* _AIM OF THE EXERCISE_: Select all lines with the string "from" in them, and copy those lines.
[START GIVEN INFORMATION]
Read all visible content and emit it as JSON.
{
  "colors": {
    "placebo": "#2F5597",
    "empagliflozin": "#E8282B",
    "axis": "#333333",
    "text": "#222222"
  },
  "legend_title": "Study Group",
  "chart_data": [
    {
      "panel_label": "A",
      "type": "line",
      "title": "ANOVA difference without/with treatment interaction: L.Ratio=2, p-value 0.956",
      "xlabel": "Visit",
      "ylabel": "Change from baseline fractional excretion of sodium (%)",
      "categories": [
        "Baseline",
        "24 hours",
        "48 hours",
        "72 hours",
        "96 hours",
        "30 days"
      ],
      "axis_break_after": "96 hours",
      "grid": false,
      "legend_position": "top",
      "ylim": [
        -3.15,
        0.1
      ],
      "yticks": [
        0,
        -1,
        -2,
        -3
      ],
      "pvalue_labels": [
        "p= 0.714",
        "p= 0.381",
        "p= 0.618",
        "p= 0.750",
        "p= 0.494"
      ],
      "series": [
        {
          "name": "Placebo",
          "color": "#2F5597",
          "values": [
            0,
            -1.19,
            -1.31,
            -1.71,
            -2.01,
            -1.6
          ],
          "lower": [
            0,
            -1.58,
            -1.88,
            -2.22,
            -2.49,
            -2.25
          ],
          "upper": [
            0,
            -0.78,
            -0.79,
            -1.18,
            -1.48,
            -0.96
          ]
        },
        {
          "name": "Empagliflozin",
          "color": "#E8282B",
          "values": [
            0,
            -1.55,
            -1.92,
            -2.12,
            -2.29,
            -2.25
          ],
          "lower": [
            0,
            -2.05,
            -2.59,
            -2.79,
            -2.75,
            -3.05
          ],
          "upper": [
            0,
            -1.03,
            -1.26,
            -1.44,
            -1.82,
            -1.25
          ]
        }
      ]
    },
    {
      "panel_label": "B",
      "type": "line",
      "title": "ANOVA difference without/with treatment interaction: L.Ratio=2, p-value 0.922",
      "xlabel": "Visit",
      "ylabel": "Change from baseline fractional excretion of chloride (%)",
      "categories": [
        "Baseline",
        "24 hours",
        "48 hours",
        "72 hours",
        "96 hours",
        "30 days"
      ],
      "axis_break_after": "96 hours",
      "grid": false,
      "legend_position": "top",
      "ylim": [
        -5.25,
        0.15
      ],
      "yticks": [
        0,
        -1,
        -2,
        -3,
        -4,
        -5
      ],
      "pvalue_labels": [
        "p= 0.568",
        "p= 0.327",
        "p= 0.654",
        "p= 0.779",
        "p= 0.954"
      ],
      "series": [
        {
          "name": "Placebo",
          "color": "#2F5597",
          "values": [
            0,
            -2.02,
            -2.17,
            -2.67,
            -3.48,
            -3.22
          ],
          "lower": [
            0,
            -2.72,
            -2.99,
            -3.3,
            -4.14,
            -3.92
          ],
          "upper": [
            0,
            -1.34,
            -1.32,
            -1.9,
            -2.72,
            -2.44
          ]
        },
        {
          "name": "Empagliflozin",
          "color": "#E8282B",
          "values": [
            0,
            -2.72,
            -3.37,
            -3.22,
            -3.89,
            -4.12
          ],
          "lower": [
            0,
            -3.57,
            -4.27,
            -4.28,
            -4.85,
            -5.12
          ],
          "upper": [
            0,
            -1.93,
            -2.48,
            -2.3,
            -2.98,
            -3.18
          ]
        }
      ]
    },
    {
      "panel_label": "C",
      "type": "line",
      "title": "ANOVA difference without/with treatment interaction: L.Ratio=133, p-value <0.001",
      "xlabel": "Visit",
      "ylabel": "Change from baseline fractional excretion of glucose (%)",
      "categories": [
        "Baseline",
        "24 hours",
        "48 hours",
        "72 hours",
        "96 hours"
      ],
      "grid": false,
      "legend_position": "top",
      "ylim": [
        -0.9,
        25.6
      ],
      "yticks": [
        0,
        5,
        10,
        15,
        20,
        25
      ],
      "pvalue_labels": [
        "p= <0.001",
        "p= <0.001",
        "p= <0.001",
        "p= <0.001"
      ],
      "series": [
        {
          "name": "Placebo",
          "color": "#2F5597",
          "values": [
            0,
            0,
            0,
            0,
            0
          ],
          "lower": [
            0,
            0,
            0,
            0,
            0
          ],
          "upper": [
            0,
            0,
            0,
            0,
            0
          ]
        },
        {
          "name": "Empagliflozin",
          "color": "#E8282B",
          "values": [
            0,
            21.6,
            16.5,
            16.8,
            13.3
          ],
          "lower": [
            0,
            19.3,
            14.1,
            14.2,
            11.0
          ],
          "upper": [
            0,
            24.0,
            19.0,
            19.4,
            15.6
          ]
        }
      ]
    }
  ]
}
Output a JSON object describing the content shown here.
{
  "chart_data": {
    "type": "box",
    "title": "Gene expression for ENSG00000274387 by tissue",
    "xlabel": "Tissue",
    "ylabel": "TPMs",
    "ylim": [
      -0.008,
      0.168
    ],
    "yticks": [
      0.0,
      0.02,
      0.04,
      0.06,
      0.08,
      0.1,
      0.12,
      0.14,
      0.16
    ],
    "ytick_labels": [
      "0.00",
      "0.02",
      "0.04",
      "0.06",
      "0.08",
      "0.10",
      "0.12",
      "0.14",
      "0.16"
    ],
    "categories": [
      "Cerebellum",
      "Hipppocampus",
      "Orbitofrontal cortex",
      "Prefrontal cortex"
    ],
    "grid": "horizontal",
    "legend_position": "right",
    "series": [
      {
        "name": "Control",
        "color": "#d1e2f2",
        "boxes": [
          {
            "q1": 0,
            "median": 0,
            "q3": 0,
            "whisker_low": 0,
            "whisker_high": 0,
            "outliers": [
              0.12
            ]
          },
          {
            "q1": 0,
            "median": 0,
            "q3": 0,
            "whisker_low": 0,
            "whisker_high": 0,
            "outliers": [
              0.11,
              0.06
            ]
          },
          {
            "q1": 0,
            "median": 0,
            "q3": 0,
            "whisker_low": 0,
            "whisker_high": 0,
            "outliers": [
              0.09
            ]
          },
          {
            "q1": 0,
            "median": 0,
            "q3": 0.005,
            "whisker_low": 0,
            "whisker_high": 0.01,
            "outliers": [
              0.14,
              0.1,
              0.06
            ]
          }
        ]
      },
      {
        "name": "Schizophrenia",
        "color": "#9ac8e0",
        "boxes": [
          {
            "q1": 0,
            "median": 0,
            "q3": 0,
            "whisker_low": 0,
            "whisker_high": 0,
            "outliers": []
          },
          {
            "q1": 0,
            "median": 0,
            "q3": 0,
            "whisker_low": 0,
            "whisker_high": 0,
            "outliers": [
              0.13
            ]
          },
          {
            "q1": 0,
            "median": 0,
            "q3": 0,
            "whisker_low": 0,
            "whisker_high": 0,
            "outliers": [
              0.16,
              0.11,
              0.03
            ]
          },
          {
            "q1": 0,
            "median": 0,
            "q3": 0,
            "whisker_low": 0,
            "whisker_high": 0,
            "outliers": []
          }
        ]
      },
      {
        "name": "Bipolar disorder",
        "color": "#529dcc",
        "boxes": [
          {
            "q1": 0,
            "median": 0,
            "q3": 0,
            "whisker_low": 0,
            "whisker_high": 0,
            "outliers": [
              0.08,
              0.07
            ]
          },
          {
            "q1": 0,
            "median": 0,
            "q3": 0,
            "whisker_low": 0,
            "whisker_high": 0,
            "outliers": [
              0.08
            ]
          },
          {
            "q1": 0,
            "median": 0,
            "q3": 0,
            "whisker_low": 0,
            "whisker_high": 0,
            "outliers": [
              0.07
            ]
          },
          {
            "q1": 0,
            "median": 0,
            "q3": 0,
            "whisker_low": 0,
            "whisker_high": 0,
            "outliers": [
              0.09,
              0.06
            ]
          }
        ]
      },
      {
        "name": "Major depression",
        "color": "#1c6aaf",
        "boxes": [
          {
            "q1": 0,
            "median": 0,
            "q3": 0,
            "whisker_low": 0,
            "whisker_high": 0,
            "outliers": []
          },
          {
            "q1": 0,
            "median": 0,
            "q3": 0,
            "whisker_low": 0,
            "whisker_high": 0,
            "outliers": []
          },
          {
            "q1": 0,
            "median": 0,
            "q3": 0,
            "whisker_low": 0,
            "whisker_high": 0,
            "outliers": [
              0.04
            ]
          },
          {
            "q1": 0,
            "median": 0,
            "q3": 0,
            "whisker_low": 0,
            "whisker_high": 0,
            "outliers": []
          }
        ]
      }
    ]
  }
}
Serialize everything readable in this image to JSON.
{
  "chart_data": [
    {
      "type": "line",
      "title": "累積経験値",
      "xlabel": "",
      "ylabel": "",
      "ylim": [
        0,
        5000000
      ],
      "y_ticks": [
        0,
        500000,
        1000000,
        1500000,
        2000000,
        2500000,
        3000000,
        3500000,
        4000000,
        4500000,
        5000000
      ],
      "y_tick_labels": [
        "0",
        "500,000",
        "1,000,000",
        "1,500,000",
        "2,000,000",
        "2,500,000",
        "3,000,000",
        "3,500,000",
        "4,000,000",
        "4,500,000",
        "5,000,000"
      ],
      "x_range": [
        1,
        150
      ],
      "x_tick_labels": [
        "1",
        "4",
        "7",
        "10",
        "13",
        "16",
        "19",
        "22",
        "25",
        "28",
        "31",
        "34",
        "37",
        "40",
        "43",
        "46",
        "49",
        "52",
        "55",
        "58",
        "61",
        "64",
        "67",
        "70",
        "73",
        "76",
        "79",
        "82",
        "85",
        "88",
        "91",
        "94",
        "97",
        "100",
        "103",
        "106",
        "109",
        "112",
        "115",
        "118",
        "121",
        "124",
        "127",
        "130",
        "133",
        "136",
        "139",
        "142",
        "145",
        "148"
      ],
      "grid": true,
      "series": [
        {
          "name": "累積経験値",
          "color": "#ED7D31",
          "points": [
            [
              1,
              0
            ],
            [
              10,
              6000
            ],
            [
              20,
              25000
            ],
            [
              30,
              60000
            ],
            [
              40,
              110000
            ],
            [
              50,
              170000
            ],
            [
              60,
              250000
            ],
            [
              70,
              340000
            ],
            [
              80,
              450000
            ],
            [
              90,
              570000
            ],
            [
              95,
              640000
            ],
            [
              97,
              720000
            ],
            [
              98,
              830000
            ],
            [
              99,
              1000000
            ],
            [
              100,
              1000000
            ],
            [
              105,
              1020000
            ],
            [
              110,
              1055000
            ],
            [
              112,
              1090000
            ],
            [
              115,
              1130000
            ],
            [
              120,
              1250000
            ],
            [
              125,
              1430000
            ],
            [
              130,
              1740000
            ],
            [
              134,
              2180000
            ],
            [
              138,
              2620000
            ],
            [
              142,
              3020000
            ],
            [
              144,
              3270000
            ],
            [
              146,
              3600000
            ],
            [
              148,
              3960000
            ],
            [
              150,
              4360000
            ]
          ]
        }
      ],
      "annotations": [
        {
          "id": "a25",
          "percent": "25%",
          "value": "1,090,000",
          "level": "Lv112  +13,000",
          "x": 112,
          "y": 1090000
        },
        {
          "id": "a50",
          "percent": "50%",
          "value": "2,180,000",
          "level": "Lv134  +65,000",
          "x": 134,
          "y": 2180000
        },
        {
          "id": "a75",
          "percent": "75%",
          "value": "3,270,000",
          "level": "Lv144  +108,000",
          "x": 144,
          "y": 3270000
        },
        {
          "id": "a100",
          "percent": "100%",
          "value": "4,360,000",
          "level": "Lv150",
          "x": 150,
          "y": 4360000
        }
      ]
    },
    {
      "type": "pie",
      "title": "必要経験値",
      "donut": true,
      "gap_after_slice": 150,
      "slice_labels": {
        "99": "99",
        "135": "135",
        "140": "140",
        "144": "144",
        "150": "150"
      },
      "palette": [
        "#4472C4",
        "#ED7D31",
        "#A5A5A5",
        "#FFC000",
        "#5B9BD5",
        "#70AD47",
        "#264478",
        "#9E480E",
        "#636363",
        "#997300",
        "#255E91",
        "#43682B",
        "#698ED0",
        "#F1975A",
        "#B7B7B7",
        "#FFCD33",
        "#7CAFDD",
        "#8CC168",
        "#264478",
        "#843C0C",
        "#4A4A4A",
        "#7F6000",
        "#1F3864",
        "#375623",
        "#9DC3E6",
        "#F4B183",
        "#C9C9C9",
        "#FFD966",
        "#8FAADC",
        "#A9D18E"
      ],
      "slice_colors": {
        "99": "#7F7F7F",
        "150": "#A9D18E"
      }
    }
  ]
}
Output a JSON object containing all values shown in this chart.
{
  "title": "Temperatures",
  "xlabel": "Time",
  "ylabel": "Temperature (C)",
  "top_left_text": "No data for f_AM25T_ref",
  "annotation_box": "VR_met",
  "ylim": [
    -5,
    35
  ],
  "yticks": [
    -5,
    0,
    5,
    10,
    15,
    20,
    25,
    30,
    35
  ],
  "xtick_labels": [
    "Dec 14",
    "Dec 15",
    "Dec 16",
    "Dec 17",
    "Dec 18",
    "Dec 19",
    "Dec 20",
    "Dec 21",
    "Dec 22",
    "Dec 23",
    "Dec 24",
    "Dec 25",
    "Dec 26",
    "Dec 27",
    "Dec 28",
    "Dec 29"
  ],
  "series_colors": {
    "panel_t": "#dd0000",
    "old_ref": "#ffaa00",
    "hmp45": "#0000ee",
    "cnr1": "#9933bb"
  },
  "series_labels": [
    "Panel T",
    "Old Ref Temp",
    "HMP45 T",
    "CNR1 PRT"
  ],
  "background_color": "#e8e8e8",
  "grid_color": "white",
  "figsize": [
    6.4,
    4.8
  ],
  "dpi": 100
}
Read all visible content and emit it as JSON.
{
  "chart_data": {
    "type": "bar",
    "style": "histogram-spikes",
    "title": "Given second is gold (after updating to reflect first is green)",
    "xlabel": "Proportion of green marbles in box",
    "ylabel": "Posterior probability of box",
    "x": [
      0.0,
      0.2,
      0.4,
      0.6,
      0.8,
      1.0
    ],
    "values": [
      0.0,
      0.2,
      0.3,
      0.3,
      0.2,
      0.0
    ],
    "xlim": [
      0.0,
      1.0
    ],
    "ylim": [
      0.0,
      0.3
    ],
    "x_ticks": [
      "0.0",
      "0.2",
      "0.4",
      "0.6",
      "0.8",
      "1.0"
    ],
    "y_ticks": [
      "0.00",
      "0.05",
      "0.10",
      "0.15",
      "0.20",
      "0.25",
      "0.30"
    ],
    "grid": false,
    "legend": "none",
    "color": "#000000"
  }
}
[END GIVEN INFORMATION]
* _SOLUTION TO THIS PROBLEM_:
      "ylabel": "Change from baseline fractional excretion of sodium (%)",
      "ylabel": "Change from baseline fractional excretion of chloride (%)",
      "ylabel": "Change from baseline fractional excretion of glucose (%)",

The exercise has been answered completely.